WRITTEN REQUEST 1: Please reproduce the passage of the seminar listing below, word for word, starting at "May 2, 2023" and ending at "and partial progress.".

— START OF READING TEXT —

The seminars are held on Tuesdays at 14:00 in B3.02 (unless stated otherwise).

Term 3

May 2, 2023
Han Yu (Warwick)
Title: $p$-adic approximation on $q$-Cantor sets.
Abstract: In this talk, I will introduce a series of problems regarding Diophantine approximation on Cantor sets. One example of such a problem was presented by Sanju Velani as follows: Take the middle-third Cantor set $C_3$. What can we say about approximating points on $C_3$ by dyadic rationals (i.e. rationals like $\mathbb{Z}/2^{\mathbb{N}}$)? We will see a few more related problems/conjectures in this direction and partial progress.

Term 2

• January 10, 2023
  Cagri Sert (Warwick)
  Stationary measures for SL(2,R)-actions on homogeneous bundles over flag varieties
  Abstract: Let X_{k,d} denote the space of rank-k lattices in R^d. Topological and statistical properties of the dynamics of discrete subgroups of G = SL(d,R) on X_{d,d} were described in the seminal works of Benoist--Quint. A key step/result in this study is the classification of stationary measures on X_{d,d}. Later, Sargent--Shapira initiated the study of dynamics on the spaces X_{k,d}. When k < d, the space X_{k,d} is of a different nature and a clear description of dynamics on these spaces is far from being established. Given a probability measure \mu Zariski-dense in a copy of SL(2,R) in G, we give a classifi cation of stationary measures on X_{k,d} and prove corresponding equidistribution results. In contrast to the results of Benoist--Quint, the type of stationary measures that \mu admits depends strongly on the position of SL(2,R) relative to parabolic subgroups of G. I will review the preceding works (Benoist--Quint, Eskin--Lindenstrauss, Sargent--Shapira) and discuss main cases and ideas. Joint work with Alexander Gorodnik and Jialun Li.
  
  

  ---

• January 17, 2023
  Constantin Kogler (Oxford)
  Random walks on symmetric spaces
  Abstract: We discuss recent progress in describing the local behaviour of random walks on non-compact simple Lie groups such as SL(2,R). Indeed, we give the first examples of finitely supported measures satisfying a local limit theorem for the Lie group acting on its symmetric space. The employed techniques are related to Bourgain’s construction of a finitely supported measure on SL(2,R) with an absolutely continuous Furstenberg measure. In addition, we report on joint work with Wooyeon Kim establishing effective density of random walks on homogeneous spaces for measures supported on finitely many matrices with algebraic entries.
  
  

  ---

• January 24, 2023
  Xiong Jin (Manchester)
  An extension of Hochman and Shmerkin’s projection theorem
• Abstract: In this talk I will present an extension of Hochman and Shmerkin’s projection theorem on the product of integer-multiplication invariant measures on the unit circle. In the symbolic setting we extend these measures to left-shift invariant measures mapped through one-dimensional iterated function systems without any separation conditions. Consequently, we prove that Bernoulli convolutions with log-rationally independent parameters are dissonate, i.e., their convolution has the maximal possible dimension. If time allows, I will also mention the extension of H.-S. theorem from invariant measures to a class of random measures called Mandelbrot cascades. This leads to an extension of Furstenberg’s sumset conjecture (now a theorem by Hochman and Shmerkin) to some more general random fractal sets.

• January 31, 2023
  Yann Chaubet (Cambridge)

— END OF READING TEXT —

WRITTEN REQUEST 2: Write out the entries below line for line, starting at the first entry and ending at the line that contains "Extract all elements", including that line.

— START OF RECORDS SUPPLIED —

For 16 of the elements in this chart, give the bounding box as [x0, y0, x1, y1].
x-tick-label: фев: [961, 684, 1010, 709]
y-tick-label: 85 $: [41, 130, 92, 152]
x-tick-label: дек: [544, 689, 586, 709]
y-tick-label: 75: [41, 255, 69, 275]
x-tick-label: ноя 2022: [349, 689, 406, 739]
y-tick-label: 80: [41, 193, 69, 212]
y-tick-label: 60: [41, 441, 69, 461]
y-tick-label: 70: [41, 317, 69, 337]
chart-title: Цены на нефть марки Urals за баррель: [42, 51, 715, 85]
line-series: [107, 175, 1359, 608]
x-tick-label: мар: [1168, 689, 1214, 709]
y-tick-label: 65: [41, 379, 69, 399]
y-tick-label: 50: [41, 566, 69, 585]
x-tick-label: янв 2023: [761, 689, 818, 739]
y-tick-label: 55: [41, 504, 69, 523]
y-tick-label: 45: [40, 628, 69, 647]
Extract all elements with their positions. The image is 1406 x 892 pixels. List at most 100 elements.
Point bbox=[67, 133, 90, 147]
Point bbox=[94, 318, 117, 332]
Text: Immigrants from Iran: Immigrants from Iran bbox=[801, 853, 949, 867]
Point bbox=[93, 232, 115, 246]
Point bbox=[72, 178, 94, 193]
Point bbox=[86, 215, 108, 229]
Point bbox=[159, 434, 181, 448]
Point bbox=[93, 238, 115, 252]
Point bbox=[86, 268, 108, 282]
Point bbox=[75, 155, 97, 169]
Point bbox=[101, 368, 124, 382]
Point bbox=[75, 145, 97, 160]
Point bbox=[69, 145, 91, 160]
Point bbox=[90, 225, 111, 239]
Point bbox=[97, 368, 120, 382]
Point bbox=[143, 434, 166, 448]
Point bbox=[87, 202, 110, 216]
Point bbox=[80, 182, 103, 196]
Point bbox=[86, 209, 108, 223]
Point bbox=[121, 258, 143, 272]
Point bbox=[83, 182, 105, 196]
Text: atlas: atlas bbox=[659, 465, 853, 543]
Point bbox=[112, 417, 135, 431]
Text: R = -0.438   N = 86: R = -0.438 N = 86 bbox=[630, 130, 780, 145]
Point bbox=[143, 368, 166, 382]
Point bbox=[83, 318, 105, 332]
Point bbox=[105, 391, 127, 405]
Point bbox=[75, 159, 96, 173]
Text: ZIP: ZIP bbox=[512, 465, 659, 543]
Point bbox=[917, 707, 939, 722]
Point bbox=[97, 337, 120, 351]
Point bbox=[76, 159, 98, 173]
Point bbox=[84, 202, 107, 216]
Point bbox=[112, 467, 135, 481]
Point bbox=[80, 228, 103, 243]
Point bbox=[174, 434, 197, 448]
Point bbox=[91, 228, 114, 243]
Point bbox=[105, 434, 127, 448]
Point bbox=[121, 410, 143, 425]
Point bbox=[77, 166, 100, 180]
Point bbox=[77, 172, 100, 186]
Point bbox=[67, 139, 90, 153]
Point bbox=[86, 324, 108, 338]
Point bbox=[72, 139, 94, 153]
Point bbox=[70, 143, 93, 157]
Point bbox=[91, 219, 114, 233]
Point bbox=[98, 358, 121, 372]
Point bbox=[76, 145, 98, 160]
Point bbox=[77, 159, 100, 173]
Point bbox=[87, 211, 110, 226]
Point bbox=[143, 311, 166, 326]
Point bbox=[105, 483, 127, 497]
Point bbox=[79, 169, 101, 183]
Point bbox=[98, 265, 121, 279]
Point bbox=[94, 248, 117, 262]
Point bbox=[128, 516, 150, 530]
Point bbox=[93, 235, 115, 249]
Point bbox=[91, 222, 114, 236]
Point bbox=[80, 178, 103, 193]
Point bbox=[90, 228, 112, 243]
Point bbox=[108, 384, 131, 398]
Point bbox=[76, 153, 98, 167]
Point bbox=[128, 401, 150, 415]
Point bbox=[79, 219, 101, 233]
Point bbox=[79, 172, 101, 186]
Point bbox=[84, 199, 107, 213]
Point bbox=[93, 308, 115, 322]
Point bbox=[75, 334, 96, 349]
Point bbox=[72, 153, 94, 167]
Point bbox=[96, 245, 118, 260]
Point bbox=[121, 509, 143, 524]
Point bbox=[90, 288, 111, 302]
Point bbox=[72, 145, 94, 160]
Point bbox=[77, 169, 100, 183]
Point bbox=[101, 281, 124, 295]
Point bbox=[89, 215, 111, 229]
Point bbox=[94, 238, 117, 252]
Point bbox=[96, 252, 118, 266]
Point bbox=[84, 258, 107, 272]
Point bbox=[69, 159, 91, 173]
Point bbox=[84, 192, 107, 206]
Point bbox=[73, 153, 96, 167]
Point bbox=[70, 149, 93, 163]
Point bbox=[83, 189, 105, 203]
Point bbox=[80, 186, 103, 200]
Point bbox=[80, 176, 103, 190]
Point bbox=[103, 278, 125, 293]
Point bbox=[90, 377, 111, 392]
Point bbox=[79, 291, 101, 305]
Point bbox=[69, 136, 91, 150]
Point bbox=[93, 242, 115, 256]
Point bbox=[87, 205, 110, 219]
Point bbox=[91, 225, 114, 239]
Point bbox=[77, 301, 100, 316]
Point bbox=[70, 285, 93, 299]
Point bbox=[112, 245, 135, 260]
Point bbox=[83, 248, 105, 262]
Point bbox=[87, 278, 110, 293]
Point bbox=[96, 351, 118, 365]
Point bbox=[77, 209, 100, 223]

— END OF RECORDS SUPPLIED —

CORRECT OUTPUT 1:
May 2, 2023
Han Yu (Warwick)
Title: $p$-adic approximation on $q$-Cantor sets.
Abstract: In this talk, I will introduce a series of problems regarding Diophantine approximation on Cantor sets. One example of such a problem was presented by Sanju Velani as follows: Take the middle-third Cantor set $C_3$. What can we say about approximating points on $C_3$ by dyadic rationals (i.e. rationals like $\mathbb{Z}/2^{\mathbb{N}}$)? We will see a few more related problems/conjectures in this direction and partial progress.

CORRECT OUTPUT 2:
For 16 of the elements in this chart, give the bounding box as [x0, y0, x1, y1].
x-tick-label: фев: [961, 684, 1010, 709]
y-tick-label: 85 $: [41, 130, 92, 152]
x-tick-label: дек: [544, 689, 586, 709]
y-tick-label: 75: [41, 255, 69, 275]
x-tick-label: ноя 2022: [349, 689, 406, 739]
y-tick-label: 80: [41, 193, 69, 212]
y-tick-label: 60: [41, 441, 69, 461]
y-tick-label: 70: [41, 317, 69, 337]
chart-title: Цены на нефть марки Urals за баррель: [42, 51, 715, 85]
line-series: [107, 175, 1359, 608]
x-tick-label: мар: [1168, 689, 1214, 709]
y-tick-label: 65: [41, 379, 69, 399]
y-tick-label: 50: [41, 566, 69, 585]
x-tick-label: янв 2023: [761, 689, 818, 739]
y-tick-label: 55: [41, 504, 69, 523]
y-tick-label: 45: [40, 628, 69, 647]
Extract all elements with their positions. The image is 1406 x 892 pixels. List at most 100 elements.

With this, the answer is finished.